__Request__: Can you restate the records below word for word?

__Materials provided__:
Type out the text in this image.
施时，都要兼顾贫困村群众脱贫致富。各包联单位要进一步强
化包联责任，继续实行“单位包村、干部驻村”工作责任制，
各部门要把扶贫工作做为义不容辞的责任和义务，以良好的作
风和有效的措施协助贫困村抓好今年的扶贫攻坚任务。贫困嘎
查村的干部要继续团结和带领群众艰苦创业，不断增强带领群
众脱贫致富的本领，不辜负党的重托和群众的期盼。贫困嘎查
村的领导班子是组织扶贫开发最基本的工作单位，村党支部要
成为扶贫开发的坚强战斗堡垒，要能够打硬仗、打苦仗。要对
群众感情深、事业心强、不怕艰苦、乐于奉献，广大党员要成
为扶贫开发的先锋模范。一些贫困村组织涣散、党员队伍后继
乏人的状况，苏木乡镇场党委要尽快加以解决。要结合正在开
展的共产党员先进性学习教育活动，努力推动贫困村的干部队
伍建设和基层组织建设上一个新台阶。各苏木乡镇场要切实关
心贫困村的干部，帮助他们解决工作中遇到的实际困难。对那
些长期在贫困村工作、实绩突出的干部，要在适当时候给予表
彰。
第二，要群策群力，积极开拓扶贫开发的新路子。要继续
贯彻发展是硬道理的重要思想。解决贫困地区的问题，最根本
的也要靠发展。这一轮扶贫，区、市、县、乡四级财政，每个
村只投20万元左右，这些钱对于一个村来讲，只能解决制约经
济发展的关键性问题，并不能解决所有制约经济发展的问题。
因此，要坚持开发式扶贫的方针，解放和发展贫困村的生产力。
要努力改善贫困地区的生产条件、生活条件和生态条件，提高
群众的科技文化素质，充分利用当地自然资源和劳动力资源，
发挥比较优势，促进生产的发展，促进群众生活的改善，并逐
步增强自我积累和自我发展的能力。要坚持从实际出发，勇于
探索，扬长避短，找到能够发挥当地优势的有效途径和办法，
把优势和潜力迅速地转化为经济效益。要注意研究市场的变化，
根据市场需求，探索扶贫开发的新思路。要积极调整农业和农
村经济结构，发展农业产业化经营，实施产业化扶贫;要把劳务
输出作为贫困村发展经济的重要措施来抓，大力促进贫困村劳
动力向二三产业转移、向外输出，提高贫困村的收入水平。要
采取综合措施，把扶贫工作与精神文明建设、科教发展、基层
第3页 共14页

__Solution__:
Type out the text in this image.
施时，都要兼顾贫困村群众脱贫致富。各包联单位要进一步强
化包联责任，继续实行“单位包村、干部驻村”工作责任制，
各部门要把扶贫工作做为义不容辞的责任和义务，以良好的作
风和有效的措施协助贫困村抓好今年的扶贫攻坚任务。贫困嘎
查村的干部要继续团结和带领群众艰苦创业，不断增强带领群
众脱贫致富的本领，不辜负党的重托和群众的期盼。贫困嘎查
村的领导班子是组织扶贫开发最基本的工作单位，村党支部要
成为扶贫开发的坚强战斗堡垒，要能够打硬仗、打苦仗。要对
群众感情深、事业心强、不怕艰苦、乐于奉献，广大党员要成
为扶贫开发的先锋模范。一些贫困村组织涣散、党员队伍后继
乏人的状况，苏木乡镇场党委要尽快加以解决。要结合正在开
展的共产党员先进性学习教育活动，努力推动贫困村的干部队
伍建设和基层组织建设上一个新台阶。各苏木乡镇场要切实关
心贫困村的干部，帮助他们解决工作中遇到的实际困难。对那
些长期在贫困村工作、实绩突出的干部，要在适当时候给予表
彰。
第二，要群策群力，积极开拓扶贫开发的新路子。要继续
贯彻发展是硬道理的重要思想。解决贫困地区的问题，最根本
的也要靠发展。这一轮扶贫，区、市、县、乡四级财政，每个
村只投20万元左右，这些钱对于一个村来讲，只能解决制约经
济发展的关键性问题，并不能解决所有制约经济发展的问题。
因此，要坚持开发式扶贫的方针，解放和发展贫困村的生产力。
要努力改善贫困地区的生产条件、生活条件和生态条件，提高
群众的科技文化素质，充分利用当地自然资源和劳动力资源，
发挥比较优势，促进生产的发展，促进群众生活的改善，并逐
步增强自我积累和自我发展的能力。要坚持从实际出发，勇于
探索，扬长避短，找到能够发挥当地优势的有效途径和办法，
把优势和潜力迅速地转化为经济效益。要注意研究市场的变化，
根据市场需求，探索扶贫开发的新思路。要积极调整农业和农
村经济结构，发展农业产业化经营，实施产业化扶贫;要把劳务
输出作为贫困村发展经济的重要措施来抓，大力促进贫困村劳
动力向二三产业转移、向外输出，提高贫困村的收入水平。要
采取综合措施，把扶贫工作与精神文明建设、科教发展、基层
第3页 共14页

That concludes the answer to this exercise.